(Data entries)
-.-.-
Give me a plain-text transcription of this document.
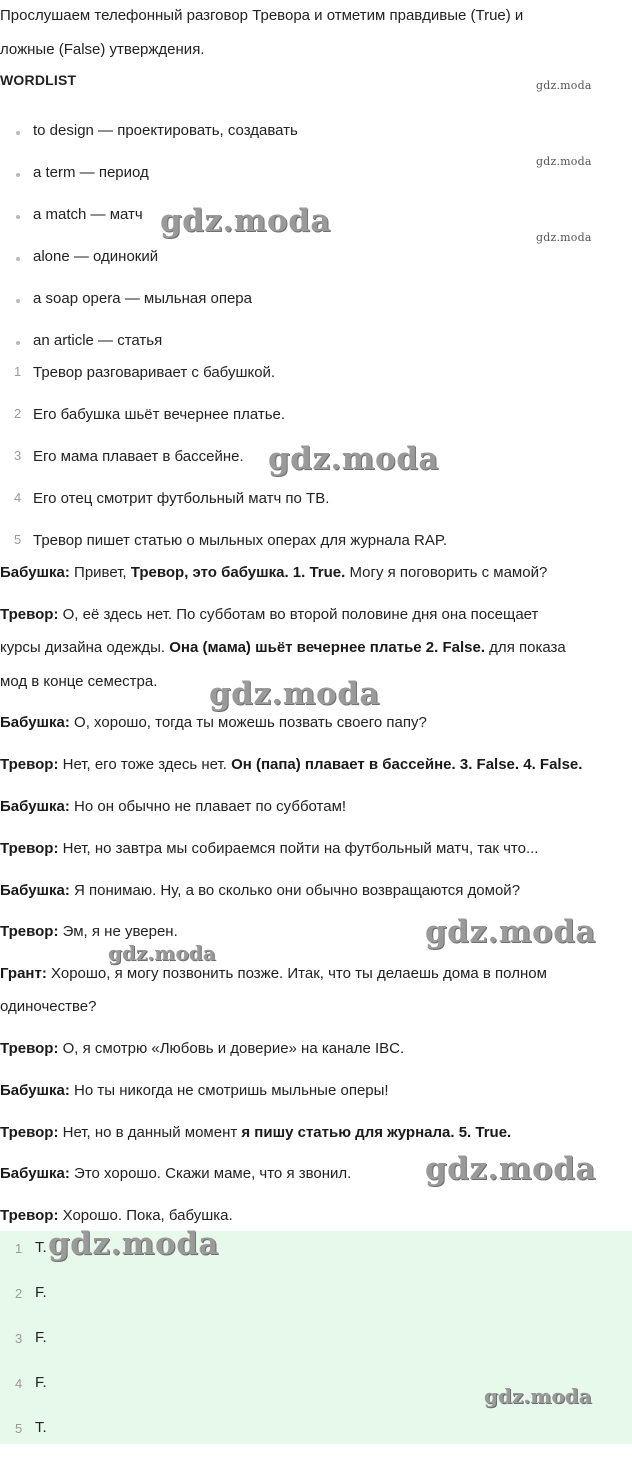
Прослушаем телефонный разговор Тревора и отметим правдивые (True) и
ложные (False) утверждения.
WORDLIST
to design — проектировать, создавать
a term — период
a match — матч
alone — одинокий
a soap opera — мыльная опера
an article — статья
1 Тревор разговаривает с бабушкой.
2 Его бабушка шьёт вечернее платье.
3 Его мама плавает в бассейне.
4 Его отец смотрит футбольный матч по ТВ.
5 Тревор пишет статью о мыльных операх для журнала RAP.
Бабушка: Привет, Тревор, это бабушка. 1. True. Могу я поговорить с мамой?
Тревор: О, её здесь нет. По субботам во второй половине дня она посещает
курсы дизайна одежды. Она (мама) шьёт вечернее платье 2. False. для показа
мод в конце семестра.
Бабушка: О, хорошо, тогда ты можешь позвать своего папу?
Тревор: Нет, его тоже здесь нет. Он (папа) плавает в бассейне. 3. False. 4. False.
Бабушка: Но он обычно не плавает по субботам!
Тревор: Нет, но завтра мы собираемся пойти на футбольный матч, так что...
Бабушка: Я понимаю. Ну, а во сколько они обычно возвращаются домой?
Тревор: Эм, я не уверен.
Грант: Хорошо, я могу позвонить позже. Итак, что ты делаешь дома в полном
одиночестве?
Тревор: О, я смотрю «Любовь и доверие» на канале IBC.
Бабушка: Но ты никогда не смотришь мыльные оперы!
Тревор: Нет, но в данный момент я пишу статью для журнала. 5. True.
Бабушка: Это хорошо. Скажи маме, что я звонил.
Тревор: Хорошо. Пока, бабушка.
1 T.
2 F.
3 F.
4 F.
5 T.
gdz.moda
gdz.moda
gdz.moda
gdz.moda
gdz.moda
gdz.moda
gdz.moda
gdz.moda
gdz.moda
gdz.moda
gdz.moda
-.-.-
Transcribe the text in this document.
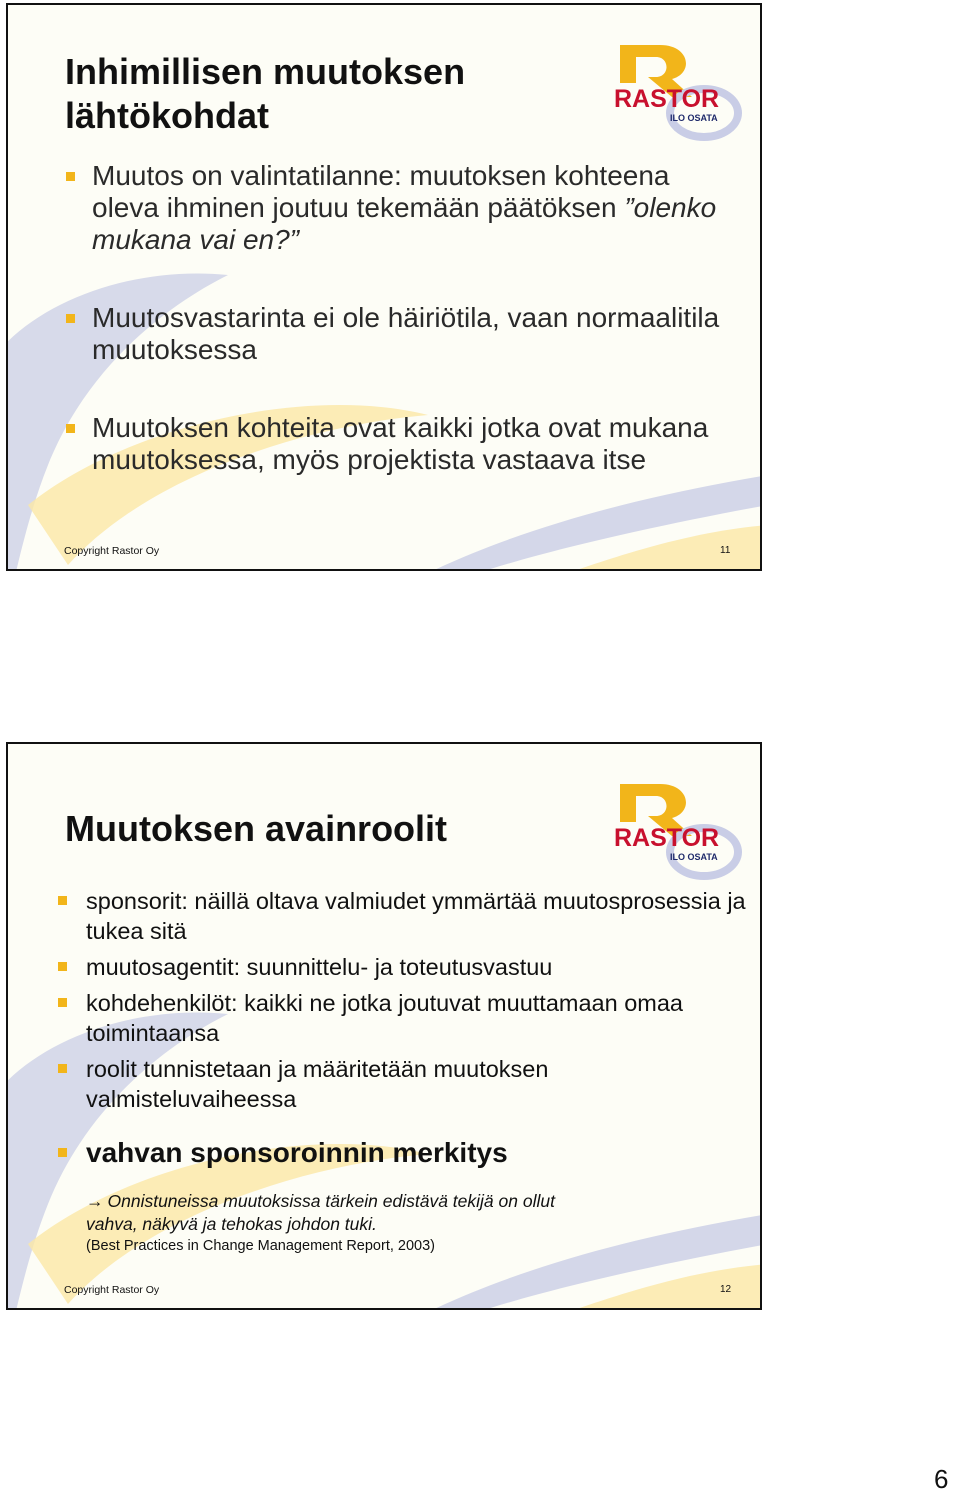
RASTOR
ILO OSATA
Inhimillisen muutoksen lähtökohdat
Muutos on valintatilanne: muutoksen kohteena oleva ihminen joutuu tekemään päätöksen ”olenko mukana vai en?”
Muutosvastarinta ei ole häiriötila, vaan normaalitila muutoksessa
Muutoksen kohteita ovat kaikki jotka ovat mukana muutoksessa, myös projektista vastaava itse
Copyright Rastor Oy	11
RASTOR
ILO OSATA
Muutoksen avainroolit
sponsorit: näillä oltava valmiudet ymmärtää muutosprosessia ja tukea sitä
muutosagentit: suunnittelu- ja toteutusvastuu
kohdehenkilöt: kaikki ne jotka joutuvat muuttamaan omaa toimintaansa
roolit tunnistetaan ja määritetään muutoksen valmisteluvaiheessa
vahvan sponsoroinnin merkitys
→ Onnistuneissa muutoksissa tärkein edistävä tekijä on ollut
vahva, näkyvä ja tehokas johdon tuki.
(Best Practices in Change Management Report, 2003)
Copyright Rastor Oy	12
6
-.-.-
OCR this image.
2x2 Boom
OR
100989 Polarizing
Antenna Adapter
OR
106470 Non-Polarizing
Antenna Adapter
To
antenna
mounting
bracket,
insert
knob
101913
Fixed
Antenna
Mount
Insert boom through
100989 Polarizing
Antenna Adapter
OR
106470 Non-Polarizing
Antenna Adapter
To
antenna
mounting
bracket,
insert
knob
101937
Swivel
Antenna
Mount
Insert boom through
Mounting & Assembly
-.-.-
* TASK: From the listing above, copy every line that holds the string "document".

* RESPONSE FOR THIS EXERCISE:
Give me a plain-text transcription of this document.
Transcribe the text in this document.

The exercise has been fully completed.